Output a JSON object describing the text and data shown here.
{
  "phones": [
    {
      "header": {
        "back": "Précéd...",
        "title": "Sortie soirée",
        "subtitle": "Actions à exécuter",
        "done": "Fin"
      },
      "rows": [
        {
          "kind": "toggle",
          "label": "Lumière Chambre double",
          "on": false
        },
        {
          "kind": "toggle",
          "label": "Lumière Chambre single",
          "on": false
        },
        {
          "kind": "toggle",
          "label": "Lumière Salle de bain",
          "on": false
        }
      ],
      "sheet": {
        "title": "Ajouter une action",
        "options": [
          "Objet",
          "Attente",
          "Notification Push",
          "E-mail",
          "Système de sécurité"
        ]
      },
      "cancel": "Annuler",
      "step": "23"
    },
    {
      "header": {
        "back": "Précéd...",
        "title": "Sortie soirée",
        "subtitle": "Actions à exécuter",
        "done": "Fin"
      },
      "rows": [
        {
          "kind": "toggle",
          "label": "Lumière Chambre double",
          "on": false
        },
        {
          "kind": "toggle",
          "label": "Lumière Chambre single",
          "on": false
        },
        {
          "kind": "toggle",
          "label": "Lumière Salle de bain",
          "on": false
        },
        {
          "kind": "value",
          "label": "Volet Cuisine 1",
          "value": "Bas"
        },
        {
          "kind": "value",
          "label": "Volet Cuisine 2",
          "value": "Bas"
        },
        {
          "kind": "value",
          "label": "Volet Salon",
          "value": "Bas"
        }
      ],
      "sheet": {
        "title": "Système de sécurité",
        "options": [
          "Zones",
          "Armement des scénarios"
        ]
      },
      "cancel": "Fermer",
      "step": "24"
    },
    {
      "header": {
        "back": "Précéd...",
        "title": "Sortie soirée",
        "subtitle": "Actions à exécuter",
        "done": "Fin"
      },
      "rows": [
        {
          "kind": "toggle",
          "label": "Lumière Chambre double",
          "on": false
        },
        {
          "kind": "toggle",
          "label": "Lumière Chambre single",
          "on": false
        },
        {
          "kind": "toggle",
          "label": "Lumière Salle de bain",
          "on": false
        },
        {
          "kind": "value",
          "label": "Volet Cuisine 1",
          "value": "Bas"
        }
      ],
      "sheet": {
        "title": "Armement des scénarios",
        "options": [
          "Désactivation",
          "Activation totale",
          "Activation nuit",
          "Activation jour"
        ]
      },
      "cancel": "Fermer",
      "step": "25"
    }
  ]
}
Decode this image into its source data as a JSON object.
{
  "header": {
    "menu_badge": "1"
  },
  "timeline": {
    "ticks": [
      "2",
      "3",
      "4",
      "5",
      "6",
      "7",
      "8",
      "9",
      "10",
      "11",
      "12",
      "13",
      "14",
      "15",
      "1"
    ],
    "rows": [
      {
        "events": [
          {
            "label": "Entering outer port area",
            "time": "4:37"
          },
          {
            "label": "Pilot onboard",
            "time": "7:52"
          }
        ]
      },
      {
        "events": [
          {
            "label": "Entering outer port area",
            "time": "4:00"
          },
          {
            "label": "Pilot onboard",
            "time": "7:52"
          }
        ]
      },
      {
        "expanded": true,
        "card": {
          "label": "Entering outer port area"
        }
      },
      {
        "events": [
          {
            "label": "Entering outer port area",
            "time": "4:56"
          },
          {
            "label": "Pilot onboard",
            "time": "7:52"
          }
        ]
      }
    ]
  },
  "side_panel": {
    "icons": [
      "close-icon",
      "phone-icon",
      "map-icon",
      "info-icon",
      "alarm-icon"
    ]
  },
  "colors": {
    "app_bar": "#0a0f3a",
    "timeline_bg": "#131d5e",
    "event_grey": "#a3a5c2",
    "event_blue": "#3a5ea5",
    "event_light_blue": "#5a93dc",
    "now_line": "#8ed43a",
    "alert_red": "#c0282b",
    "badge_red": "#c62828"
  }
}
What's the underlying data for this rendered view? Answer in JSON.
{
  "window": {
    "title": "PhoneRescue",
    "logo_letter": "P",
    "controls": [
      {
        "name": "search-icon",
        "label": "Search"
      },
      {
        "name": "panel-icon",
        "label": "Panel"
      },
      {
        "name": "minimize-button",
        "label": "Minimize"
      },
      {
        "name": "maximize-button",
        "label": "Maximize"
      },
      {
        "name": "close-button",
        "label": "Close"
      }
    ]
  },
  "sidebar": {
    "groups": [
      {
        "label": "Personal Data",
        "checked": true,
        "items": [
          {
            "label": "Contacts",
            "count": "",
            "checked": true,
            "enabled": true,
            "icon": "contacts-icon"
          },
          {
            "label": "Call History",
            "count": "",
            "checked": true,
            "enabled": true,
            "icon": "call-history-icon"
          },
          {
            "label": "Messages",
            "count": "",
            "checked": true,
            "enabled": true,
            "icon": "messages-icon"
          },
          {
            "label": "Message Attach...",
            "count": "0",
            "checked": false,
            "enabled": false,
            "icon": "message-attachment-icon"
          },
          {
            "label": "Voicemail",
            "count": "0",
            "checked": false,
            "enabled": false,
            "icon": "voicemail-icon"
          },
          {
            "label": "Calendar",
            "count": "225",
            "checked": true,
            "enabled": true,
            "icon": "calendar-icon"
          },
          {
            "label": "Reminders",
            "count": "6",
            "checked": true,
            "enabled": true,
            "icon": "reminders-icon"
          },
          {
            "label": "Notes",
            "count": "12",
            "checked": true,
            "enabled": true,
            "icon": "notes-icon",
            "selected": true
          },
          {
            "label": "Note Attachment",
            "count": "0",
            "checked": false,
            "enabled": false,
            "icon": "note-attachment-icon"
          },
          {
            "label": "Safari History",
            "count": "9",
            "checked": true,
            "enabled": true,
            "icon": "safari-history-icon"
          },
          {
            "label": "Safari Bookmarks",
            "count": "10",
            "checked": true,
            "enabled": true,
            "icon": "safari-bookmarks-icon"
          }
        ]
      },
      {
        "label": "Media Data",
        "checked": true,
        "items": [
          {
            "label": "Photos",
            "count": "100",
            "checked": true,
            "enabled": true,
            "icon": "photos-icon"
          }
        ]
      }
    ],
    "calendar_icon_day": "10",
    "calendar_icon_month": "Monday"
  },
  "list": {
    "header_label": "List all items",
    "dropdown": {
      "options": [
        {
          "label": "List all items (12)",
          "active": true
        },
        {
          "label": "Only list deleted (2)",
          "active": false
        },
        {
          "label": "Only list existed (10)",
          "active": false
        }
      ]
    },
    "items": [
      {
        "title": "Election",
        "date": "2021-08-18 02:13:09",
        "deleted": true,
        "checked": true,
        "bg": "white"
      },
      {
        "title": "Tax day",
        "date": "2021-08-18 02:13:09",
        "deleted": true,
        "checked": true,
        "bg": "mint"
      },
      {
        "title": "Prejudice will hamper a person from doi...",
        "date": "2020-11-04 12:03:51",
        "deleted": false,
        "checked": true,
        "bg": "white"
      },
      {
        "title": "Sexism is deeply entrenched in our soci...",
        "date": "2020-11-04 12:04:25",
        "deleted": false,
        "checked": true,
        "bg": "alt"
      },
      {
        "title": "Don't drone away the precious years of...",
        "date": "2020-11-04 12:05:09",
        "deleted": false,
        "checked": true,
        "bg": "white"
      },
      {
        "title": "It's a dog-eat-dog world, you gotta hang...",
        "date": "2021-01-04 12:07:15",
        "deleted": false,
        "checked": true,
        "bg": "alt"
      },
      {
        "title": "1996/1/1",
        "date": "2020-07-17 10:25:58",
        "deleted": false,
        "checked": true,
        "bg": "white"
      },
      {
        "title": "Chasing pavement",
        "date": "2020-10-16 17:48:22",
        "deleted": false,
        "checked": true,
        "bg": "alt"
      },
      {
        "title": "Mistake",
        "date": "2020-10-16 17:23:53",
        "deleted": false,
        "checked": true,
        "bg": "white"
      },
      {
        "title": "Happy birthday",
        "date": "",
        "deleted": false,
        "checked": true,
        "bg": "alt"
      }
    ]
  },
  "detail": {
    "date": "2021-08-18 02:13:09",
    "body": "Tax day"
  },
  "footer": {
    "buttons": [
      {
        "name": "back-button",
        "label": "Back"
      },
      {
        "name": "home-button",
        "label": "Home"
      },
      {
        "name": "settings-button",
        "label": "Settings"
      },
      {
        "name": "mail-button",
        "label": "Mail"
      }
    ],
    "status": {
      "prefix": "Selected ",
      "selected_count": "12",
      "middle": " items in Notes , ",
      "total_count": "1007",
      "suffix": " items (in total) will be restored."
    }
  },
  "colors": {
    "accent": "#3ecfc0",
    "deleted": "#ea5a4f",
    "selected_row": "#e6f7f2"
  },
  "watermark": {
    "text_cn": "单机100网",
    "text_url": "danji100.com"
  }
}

===

Identify all lines in the records above with the word "name".

        "name": "search-icon",
        "name": "panel-icon",
        "name": "minimize-button",
        "name": "maximize-button",
        "name": "close-button",
        "name": "back-button",
        "name": "home-button",
        "name": "settings-button",
        "name": "mail-button",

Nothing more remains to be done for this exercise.